Part of a data file
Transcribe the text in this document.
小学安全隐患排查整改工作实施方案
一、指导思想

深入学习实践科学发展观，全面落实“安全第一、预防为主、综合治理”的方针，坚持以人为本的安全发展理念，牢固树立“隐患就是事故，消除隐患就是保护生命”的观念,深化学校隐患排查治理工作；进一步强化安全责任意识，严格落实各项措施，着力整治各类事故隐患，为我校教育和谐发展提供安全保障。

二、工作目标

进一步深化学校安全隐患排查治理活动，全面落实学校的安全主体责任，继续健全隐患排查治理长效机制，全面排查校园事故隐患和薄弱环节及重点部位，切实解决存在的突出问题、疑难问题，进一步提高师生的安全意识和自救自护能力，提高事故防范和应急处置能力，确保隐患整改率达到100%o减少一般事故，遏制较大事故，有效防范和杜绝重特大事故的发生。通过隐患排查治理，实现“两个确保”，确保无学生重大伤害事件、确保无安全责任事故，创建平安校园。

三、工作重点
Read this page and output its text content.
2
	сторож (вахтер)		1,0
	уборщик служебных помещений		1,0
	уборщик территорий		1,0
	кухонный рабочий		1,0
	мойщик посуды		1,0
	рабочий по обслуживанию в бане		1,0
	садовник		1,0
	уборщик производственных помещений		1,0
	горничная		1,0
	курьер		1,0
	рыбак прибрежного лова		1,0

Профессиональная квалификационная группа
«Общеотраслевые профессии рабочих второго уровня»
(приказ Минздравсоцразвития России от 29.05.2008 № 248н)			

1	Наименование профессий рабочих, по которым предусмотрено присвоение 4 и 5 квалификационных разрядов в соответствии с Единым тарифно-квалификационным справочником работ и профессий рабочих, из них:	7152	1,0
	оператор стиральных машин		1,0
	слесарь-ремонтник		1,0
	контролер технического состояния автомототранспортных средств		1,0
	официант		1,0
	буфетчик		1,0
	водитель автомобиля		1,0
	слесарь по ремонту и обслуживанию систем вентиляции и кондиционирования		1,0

• [What to do]
Every line from the one containing "Read this page and output its text content." through the end of the data must be repeated exactly, and no other line.

• [Answer to the task]
Read this page and output its text content.
2
	сторож (вахтер)		1,0
	уборщик служебных помещений		1,0
	уборщик территорий		1,0
	кухонный рабочий		1,0
	мойщик посуды		1,0
	рабочий по обслуживанию в бане		1,0
	садовник		1,0
	уборщик производственных помещений		1,0
	горничная		1,0
	курьер		1,0
	рыбак прибрежного лова		1,0

Профессиональная квалификационная группа
«Общеотраслевые профессии рабочих второго уровня»
(приказ Минздравсоцразвития России от 29.05.2008 № 248н)			

1	Наименование профессий рабочих, по которым предусмотрено присвоение 4 и 5 квалификационных разрядов в соответствии с Единым тарифно-квалификационным справочником работ и профессий рабочих, из них:	7152	1,0
	оператор стиральных машин		1,0
	слесарь-ремонтник		1,0
	контролер технического состояния автомототранспортных средств		1,0
	официант		1,0
	буфетчик		1,0
	водитель автомобиля		1,0
	слесарь по ремонту и обслуживанию систем вентиляции и кондиционирования		1,0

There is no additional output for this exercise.